#### RECORDS SHOWN ####

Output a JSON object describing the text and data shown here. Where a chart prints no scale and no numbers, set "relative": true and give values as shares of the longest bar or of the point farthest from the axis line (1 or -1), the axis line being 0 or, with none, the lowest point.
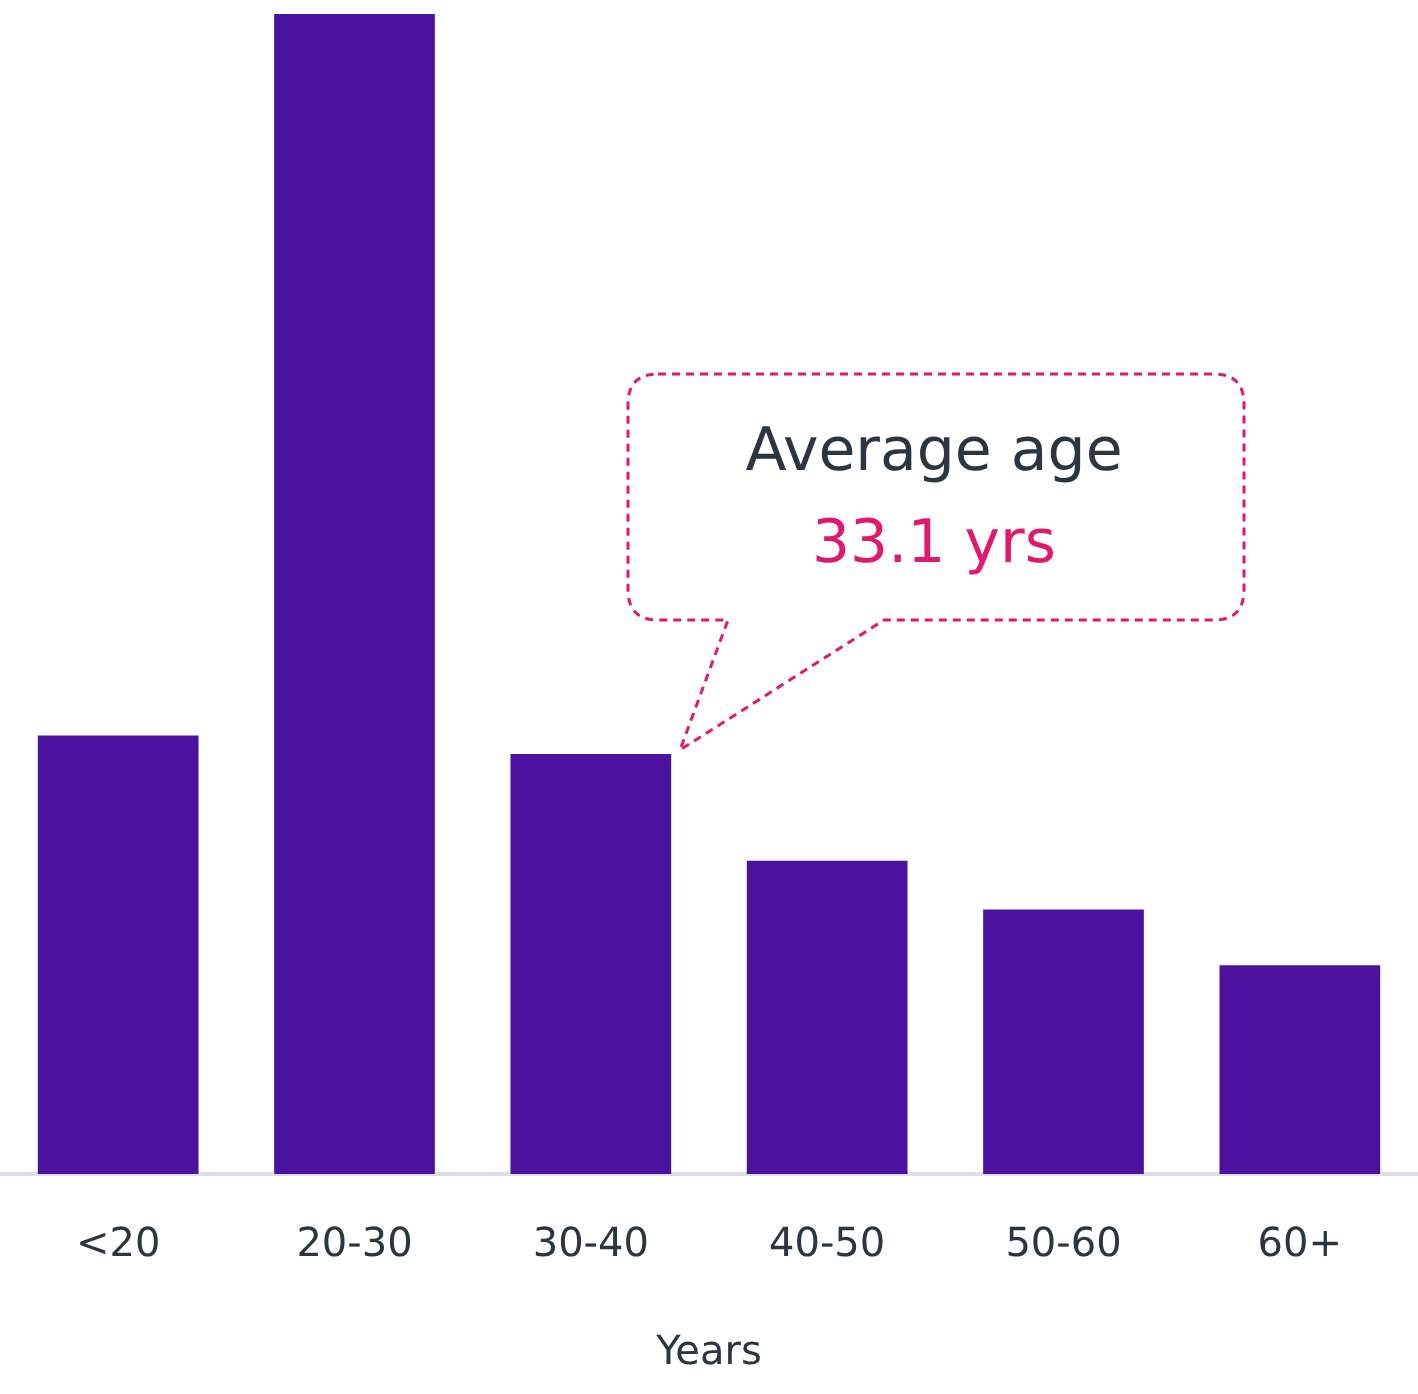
{
  "chart_data": {
    "type": "bar",
    "relative": true,
    "xlabel": "Years",
    "categories": [
      "<20",
      "20-30",
      "30-40",
      "40-50",
      "50-60",
      "60+"
    ],
    "values": [
      0.378,
      1,
      0.362,
      0.27,
      0.228,
      0.18
    ],
    "color": "#4b12a0",
    "annotations": [
      "Average age",
      "33.1 yrs"
    ]
  }
}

####

Restate the whole listing above exactly, except for its images.

Output a JSON object describing the text and data shown here. Where a chart prints no scale and no numbers, set "relative": true and give values as shares of the longest bar or of the point farthest from the axis line (1 or -1), the axis line being 0 or, with none, the lowest point.
{
  "chart_data": {
    "type": "bar",
    "relative": true,
    "xlabel": "Years",
    "categories": [
      "<20",
      "20-30",
      "30-40",
      "40-50",
      "50-60",
      "60+"
    ],
    "values": [
      0.378,
      1,
      0.362,
      0.27,
      0.228,
      0.18
    ],
    "color": "#4b12a0",
    "annotations": [
      "Average age",
      "33.1 yrs"
    ]
  }
}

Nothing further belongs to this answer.